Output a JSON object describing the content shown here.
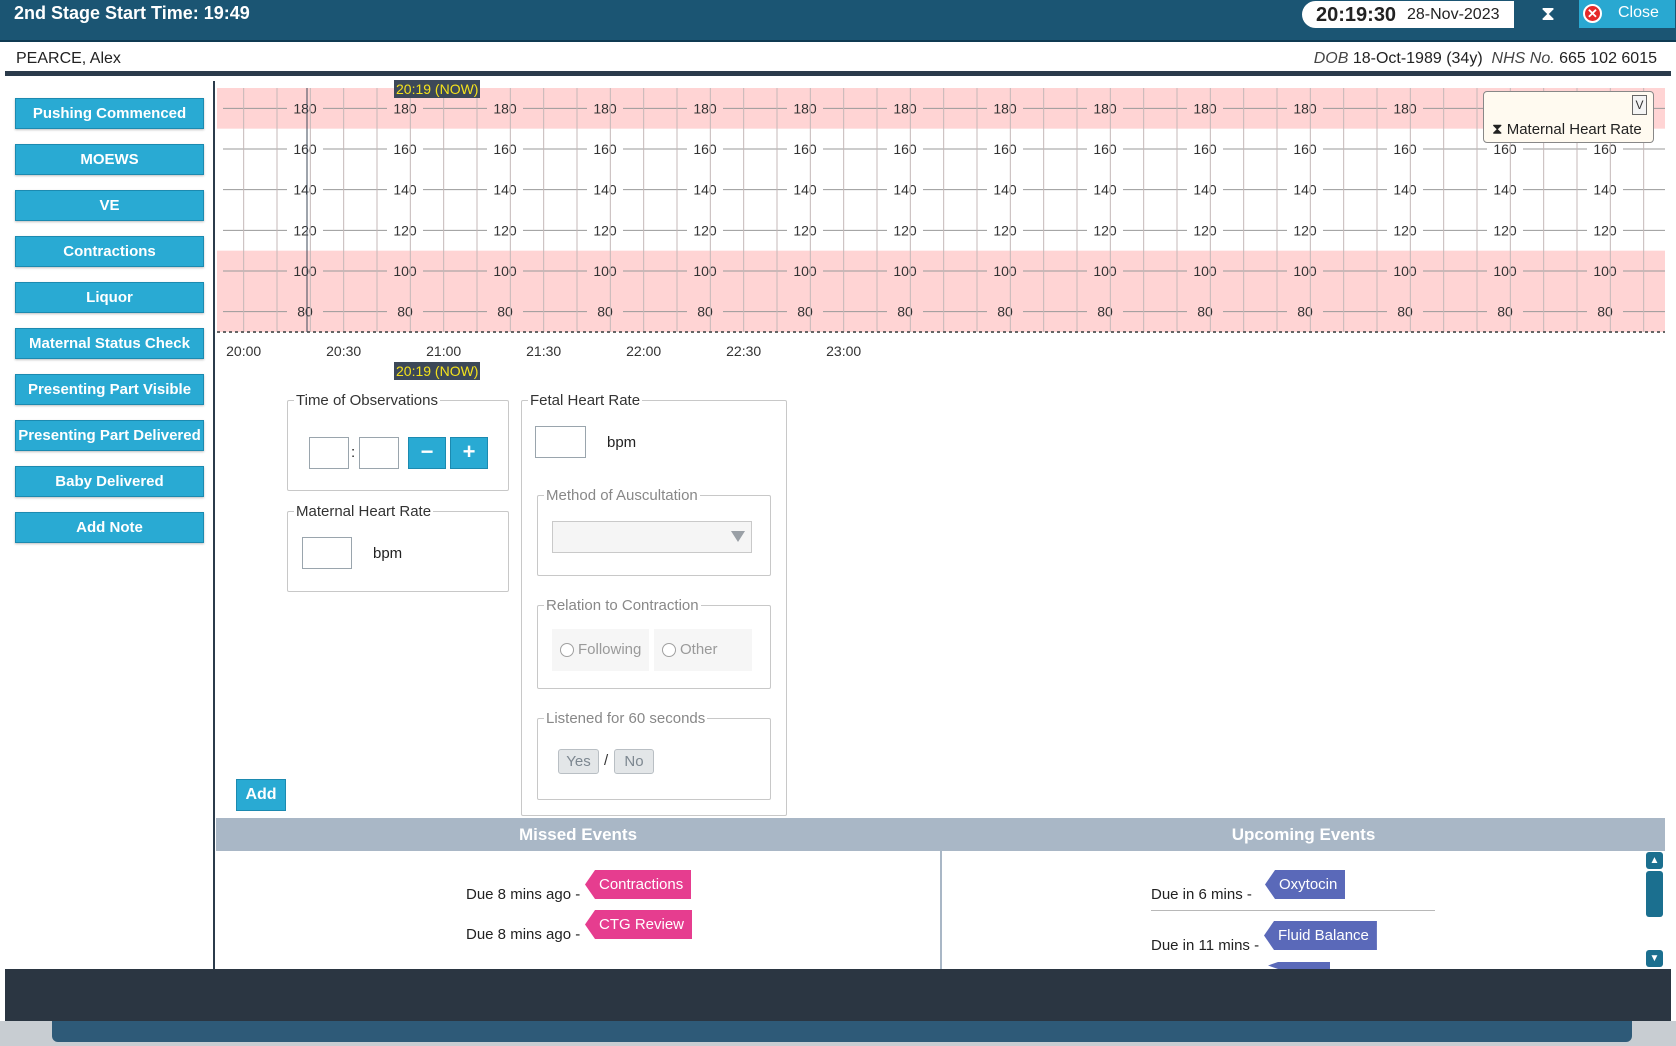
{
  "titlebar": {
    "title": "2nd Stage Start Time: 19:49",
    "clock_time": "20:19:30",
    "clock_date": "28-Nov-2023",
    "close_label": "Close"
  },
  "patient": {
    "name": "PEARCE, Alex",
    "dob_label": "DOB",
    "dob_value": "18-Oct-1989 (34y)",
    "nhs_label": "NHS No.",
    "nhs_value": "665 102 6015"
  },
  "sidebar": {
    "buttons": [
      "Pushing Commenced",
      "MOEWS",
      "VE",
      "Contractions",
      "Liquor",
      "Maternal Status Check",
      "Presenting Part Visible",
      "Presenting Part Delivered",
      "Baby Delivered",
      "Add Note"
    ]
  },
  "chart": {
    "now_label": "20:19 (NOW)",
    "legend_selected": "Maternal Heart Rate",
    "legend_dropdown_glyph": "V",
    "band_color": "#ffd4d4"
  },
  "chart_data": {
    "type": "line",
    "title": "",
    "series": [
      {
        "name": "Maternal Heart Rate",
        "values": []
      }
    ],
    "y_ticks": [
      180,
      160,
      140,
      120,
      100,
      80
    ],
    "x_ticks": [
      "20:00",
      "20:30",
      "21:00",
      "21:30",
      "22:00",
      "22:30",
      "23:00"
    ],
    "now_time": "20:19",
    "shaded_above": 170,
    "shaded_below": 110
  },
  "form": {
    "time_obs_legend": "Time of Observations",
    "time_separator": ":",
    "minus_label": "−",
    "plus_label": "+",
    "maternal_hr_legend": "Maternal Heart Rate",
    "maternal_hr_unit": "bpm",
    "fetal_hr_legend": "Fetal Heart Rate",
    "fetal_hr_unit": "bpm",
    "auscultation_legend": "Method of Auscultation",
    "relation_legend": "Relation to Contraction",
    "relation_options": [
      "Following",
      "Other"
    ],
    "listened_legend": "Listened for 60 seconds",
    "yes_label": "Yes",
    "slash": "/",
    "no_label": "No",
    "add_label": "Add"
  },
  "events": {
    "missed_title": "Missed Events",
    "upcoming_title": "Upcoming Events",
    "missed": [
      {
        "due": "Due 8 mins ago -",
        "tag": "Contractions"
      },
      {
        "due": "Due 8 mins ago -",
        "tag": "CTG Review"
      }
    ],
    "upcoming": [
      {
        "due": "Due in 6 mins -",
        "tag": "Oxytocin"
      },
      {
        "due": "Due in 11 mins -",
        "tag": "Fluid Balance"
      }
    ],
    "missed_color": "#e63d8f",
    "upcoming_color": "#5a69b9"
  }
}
◇ ◇ ◇ ◇ ◇ ◇ ◇
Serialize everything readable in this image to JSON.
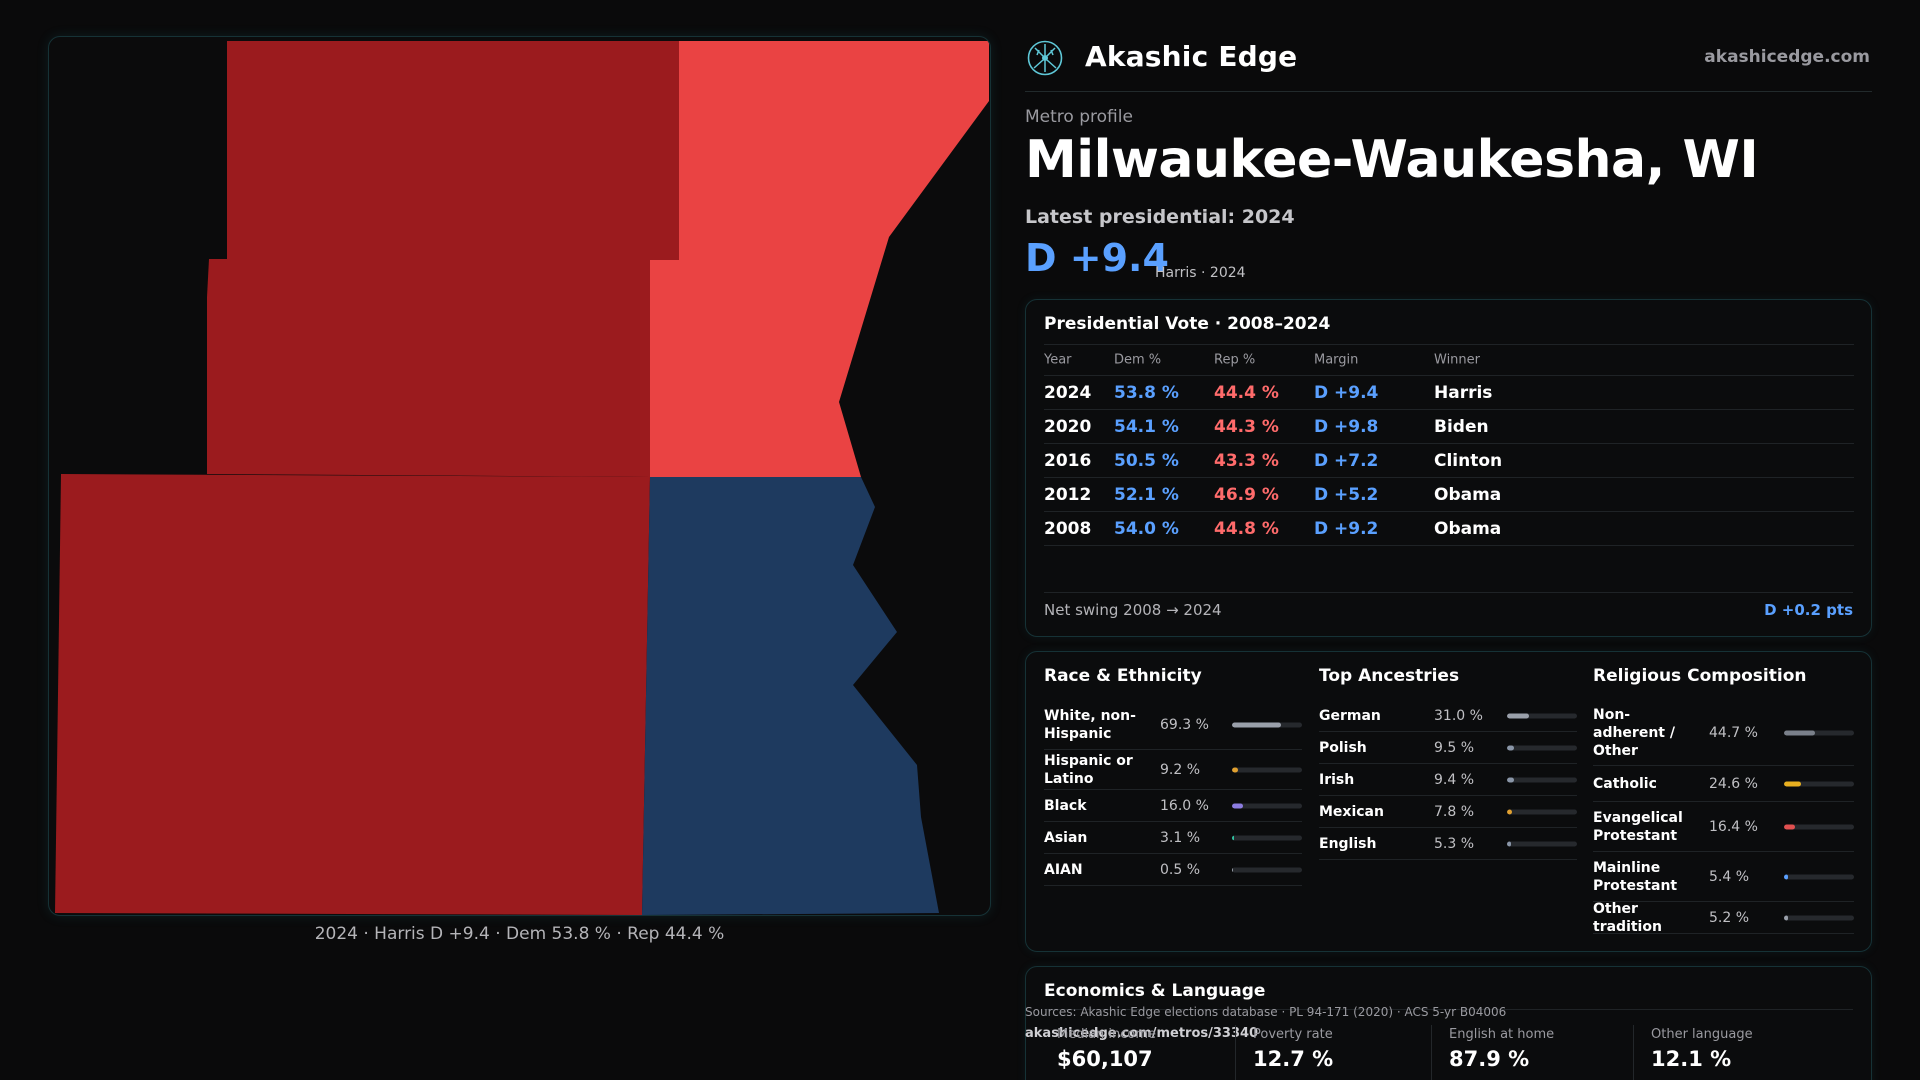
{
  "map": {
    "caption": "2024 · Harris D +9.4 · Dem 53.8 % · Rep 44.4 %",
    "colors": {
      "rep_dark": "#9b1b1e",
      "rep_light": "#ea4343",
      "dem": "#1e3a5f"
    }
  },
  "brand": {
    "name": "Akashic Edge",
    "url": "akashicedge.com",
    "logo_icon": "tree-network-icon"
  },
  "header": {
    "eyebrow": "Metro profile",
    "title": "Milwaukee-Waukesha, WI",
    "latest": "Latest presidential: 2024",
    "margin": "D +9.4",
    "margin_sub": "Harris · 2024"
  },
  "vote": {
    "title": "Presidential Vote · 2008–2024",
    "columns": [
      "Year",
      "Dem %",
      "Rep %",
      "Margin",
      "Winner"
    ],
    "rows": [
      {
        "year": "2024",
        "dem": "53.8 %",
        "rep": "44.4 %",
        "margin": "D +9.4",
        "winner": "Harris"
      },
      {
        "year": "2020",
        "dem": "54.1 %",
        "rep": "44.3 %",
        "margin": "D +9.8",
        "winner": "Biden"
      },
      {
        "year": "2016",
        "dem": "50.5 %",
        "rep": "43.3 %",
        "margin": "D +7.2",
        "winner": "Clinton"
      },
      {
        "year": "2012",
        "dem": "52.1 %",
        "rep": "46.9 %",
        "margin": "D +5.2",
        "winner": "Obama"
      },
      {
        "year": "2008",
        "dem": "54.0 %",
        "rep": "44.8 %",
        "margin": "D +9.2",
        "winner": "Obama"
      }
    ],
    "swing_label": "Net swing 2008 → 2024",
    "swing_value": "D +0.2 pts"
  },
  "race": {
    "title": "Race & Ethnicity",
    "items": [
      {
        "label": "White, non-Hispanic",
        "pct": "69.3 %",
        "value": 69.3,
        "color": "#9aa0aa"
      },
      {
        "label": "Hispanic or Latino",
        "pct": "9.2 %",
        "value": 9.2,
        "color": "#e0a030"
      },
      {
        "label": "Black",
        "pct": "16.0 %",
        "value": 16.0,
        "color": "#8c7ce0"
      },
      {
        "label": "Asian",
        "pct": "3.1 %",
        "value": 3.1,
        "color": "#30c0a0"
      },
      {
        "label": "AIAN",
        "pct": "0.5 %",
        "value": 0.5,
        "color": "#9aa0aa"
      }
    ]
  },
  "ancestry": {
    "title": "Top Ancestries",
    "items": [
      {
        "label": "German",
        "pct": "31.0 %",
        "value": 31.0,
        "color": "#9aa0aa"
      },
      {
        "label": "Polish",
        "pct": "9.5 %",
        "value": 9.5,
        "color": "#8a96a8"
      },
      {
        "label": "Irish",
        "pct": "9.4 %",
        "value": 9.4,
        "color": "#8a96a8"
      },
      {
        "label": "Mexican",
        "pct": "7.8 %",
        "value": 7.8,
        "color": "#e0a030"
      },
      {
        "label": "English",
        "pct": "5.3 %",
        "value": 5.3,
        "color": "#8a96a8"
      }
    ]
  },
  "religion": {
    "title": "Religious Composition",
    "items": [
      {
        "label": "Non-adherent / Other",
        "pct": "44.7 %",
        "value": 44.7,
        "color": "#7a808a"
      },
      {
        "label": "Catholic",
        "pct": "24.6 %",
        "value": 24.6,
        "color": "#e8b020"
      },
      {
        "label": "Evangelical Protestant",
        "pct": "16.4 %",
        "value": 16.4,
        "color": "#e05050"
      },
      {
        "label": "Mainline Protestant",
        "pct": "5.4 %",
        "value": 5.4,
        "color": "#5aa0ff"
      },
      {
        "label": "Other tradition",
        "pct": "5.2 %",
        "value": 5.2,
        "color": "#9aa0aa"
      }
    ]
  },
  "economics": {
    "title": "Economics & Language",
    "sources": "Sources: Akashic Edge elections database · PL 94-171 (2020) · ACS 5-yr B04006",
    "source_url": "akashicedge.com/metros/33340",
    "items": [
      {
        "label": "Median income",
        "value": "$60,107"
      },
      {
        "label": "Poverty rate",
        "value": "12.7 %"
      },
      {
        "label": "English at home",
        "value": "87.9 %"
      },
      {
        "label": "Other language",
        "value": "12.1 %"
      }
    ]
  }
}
◇ ◇ ◇ ◇ ◇ ◇ ◇
From the entries above, collect every line with the string "Other" in it.

TASK RESPONSE:
      "Other"
        "label": "Non-adherent / Other",
        "label": "Other tradition",
        "label": "Other language",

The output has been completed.